OBJECTIVE — Copy the lines verbatim, beginning with the line that contains "Output a JSON" and continuing through the end of the data, and only those lines.

-- Start RECORDS PROVIDED --

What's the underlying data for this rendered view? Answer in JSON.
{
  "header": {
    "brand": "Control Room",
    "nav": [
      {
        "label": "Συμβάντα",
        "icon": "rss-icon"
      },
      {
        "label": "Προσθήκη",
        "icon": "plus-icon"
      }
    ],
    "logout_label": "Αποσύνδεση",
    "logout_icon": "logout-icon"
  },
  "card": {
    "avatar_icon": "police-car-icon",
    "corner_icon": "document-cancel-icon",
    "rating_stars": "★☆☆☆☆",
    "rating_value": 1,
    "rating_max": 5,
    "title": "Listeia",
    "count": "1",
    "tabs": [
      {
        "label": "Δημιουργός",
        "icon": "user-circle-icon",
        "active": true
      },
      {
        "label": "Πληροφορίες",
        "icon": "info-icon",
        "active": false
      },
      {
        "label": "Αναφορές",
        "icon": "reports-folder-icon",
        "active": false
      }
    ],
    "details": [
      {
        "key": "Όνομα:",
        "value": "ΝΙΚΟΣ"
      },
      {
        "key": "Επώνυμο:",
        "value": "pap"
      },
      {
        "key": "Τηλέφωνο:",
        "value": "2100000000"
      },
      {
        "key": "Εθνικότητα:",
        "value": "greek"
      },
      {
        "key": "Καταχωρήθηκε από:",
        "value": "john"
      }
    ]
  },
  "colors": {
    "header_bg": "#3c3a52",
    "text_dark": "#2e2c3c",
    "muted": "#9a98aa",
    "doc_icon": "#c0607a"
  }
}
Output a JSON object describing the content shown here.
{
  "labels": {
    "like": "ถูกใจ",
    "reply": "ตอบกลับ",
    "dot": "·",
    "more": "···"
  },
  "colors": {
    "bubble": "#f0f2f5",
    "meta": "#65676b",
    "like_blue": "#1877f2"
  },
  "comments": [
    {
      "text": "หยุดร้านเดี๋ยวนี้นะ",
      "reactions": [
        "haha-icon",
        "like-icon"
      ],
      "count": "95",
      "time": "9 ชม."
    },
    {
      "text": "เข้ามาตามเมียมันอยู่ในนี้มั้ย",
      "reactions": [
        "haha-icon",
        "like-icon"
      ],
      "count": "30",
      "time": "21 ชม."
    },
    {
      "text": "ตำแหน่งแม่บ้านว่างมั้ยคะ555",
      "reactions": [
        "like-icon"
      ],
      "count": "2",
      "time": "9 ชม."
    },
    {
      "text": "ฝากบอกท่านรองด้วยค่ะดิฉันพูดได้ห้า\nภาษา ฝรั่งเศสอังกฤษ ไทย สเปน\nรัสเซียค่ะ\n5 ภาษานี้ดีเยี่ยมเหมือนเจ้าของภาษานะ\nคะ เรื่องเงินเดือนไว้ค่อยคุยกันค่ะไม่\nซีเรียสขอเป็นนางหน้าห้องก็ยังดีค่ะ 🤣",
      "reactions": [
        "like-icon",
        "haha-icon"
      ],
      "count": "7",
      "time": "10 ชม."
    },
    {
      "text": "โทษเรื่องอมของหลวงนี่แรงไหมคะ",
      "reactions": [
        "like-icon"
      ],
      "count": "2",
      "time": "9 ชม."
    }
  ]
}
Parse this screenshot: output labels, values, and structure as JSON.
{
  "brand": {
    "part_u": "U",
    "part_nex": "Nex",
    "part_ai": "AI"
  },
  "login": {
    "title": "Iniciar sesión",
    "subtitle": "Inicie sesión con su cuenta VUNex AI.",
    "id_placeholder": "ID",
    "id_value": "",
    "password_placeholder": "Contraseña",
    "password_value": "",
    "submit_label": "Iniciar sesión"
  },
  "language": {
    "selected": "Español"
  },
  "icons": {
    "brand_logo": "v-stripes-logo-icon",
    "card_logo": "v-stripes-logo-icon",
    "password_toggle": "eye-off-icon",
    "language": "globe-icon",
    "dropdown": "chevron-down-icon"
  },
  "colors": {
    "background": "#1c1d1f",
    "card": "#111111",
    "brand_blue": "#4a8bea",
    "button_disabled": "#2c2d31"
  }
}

-- End RECORDS PROVIDED --

RIGHT ANSWER —
Output a JSON object describing the content shown here.
{
  "labels": {
    "like": "ถูกใจ",
    "reply": "ตอบกลับ",
    "dot": "·",
    "more": "···"
  },
  "colors": {
    "bubble": "#f0f2f5",
    "meta": "#65676b",
    "like_blue": "#1877f2"
  },
  "comments": [
    {
      "text": "หยุดร้านเดี๋ยวนี้นะ",
      "reactions": [
        "haha-icon",
        "like-icon"
      ],
      "count": "95",
      "time": "9 ชม."
    },
    {
      "text": "เข้ามาตามเมียมันอยู่ในนี้มั้ย",
      "reactions": [
        "haha-icon",
        "like-icon"
      ],
      "count": "30",
      "time": "21 ชม."
    },
    {
      "text": "ตำแหน่งแม่บ้านว่างมั้ยคะ555",
      "reactions": [
        "like-icon"
      ],
      "count": "2",
      "time": "9 ชม."
    },
    {
      "text": "ฝากบอกท่านรองด้วยค่ะดิฉันพูดได้ห้า\nภาษา ฝรั่งเศสอังกฤษ ไทย สเปน\nรัสเซียค่ะ\n5 ภาษานี้ดีเยี่ยมเหมือนเจ้าของภาษานะ\nคะ เรื่องเงินเดือนไว้ค่อยคุยกันค่ะไม่\nซีเรียสขอเป็นนางหน้าห้องก็ยังดีค่ะ 🤣",
      "reactions": [
        "like-icon",
        "haha-icon"
      ],
      "count": "7",
      "time": "10 ชม."
    },
    {
      "text": "โทษเรื่องอมของหลวงนี่แรงไหมคะ",
      "reactions": [
        "like-icon"
      ],
      "count": "2",
      "time": "9 ชม."
    }
  ]
}
Parse this screenshot: output labels, values, and structure as JSON.
{
  "brand": {
    "part_u": "U",
    "part_nex": "Nex",
    "part_ai": "AI"
  },
  "login": {
    "title": "Iniciar sesión",
    "subtitle": "Inicie sesión con su cuenta VUNex AI.",
    "id_placeholder": "ID",
    "id_value": "",
    "password_placeholder": "Contraseña",
    "password_value": "",
    "submit_label": "Iniciar sesión"
  },
  "language": {
    "selected": "Español"
  },
  "icons": {
    "brand_logo": "v-stripes-logo-icon",
    "card_logo": "v-stripes-logo-icon",
    "password_toggle": "eye-off-icon",
    "language": "globe-icon",
    "dropdown": "chevron-down-icon"
  },
  "colors": {
    "background": "#1c1d1f",
    "card": "#111111",
    "brand_blue": "#4a8bea",
    "button_disabled": "#2c2d31"
  }
}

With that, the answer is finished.